* THE PROBLEM
Look through the data below. Pick out the lines holding the string "Road".

* DATASET EXTRACT

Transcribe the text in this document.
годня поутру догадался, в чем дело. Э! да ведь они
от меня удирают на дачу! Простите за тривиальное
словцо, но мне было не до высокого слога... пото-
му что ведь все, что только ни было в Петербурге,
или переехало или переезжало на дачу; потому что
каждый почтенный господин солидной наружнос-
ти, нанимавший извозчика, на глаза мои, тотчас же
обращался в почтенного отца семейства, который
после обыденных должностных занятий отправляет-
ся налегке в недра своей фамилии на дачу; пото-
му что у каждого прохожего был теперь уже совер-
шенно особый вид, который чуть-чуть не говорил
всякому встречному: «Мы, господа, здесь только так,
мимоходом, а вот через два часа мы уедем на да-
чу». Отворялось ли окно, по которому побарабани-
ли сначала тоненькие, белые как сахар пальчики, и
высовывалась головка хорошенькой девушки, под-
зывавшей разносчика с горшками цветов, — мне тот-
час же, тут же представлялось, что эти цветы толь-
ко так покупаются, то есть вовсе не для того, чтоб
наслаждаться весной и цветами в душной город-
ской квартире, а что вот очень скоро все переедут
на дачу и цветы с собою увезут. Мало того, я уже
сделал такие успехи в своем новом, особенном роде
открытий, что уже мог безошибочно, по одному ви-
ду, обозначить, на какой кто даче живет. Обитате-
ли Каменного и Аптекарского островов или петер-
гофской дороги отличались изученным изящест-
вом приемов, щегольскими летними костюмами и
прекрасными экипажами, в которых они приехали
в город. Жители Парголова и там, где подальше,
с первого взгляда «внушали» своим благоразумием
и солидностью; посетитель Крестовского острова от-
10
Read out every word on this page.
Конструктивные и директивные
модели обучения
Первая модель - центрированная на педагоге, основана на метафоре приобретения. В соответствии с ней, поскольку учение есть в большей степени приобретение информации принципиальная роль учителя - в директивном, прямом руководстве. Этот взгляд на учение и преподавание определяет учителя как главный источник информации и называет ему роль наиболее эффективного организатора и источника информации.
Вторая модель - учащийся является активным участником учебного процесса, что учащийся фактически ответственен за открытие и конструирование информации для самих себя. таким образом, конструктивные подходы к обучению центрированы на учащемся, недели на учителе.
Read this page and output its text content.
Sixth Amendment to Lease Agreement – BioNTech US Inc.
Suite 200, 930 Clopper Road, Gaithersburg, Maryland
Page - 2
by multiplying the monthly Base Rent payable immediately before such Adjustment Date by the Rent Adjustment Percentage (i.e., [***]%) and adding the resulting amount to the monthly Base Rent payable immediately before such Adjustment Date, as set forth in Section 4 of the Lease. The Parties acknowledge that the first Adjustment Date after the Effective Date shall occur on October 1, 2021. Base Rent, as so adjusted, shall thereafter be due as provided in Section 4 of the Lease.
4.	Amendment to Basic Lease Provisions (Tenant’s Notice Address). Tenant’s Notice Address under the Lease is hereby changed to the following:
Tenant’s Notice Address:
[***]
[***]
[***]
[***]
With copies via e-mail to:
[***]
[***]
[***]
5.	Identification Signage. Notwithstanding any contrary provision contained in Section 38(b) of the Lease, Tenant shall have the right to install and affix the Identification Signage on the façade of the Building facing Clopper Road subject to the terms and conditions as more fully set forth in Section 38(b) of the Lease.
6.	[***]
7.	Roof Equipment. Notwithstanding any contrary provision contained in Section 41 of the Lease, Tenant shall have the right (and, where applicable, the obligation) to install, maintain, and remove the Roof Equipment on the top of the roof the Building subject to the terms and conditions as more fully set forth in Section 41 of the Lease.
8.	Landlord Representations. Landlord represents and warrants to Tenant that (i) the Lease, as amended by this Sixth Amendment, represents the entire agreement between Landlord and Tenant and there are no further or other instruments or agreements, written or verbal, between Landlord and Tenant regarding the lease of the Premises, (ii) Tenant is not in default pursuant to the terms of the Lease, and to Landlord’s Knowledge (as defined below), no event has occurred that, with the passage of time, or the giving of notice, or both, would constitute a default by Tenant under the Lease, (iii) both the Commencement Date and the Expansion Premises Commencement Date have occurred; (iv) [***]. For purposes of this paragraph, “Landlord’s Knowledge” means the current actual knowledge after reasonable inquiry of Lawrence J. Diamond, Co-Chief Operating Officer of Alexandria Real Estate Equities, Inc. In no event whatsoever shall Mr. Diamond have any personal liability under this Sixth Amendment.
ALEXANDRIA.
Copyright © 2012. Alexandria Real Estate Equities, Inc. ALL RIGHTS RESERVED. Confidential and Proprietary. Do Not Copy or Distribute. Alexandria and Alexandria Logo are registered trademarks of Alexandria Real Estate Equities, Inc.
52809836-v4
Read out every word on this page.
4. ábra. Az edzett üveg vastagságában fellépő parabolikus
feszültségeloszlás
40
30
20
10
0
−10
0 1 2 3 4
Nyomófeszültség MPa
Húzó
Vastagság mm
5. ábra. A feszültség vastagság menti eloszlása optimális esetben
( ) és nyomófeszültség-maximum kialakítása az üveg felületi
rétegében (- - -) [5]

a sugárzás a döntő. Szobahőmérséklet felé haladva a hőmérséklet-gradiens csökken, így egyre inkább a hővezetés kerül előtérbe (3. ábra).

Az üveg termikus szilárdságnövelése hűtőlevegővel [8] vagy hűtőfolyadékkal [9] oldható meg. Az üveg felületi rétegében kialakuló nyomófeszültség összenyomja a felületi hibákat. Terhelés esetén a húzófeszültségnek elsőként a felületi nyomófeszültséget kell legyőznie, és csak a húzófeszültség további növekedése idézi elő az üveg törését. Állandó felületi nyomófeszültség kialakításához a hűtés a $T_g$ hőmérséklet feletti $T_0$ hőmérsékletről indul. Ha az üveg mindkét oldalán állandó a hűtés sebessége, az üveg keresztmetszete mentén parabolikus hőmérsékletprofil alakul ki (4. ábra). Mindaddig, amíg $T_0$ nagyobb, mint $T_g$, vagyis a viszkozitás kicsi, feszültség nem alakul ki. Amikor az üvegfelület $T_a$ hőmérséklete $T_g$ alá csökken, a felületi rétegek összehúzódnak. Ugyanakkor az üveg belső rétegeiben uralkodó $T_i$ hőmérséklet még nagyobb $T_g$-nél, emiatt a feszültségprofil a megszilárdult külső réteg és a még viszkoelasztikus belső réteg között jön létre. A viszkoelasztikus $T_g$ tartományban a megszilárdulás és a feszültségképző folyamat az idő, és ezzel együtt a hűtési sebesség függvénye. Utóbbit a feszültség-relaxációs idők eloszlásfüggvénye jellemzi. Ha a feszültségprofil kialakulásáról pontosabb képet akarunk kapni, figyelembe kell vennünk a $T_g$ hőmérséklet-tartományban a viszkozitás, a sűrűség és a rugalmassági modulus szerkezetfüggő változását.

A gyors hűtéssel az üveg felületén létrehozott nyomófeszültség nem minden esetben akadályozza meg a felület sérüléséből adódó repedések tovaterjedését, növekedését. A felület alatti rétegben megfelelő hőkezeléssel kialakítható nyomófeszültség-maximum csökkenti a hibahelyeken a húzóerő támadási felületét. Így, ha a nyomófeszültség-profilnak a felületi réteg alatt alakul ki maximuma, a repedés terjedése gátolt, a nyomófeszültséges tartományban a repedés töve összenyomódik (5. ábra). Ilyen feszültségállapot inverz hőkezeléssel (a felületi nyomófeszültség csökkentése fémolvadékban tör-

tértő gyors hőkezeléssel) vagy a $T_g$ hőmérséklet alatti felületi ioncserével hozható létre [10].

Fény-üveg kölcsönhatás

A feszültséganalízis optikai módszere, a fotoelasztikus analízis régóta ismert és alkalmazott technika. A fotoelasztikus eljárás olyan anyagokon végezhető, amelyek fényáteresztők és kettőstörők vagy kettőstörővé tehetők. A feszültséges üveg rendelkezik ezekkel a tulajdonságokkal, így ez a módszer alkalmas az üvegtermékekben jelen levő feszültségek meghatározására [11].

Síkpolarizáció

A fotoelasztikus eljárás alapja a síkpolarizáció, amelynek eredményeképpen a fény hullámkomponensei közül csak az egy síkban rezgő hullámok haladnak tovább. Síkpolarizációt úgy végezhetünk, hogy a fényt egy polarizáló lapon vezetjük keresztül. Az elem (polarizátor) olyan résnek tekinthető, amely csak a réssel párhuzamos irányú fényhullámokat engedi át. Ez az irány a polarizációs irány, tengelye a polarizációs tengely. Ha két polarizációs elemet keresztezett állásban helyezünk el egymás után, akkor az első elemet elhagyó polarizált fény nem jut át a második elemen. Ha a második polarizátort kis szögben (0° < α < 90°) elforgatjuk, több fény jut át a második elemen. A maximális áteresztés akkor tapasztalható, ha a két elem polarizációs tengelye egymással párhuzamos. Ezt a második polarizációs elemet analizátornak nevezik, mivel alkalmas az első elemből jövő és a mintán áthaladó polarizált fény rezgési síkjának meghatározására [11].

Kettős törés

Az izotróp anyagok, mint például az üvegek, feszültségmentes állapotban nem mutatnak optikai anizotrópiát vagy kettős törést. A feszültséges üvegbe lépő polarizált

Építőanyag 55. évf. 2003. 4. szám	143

* ANSWER FOR THE TASK
Suite 200, 930 Clopper Road, Gaithersburg, Maryland
5.	Identification Signage. Notwithstanding any contrary provision contained in Section 38(b) of the Lease, Tenant shall have the right to install and affix the Identification Signage on the façade of the Building facing Clopper Road subject to the terms and conditions as more fully set forth in Section 38(b) of the Lease.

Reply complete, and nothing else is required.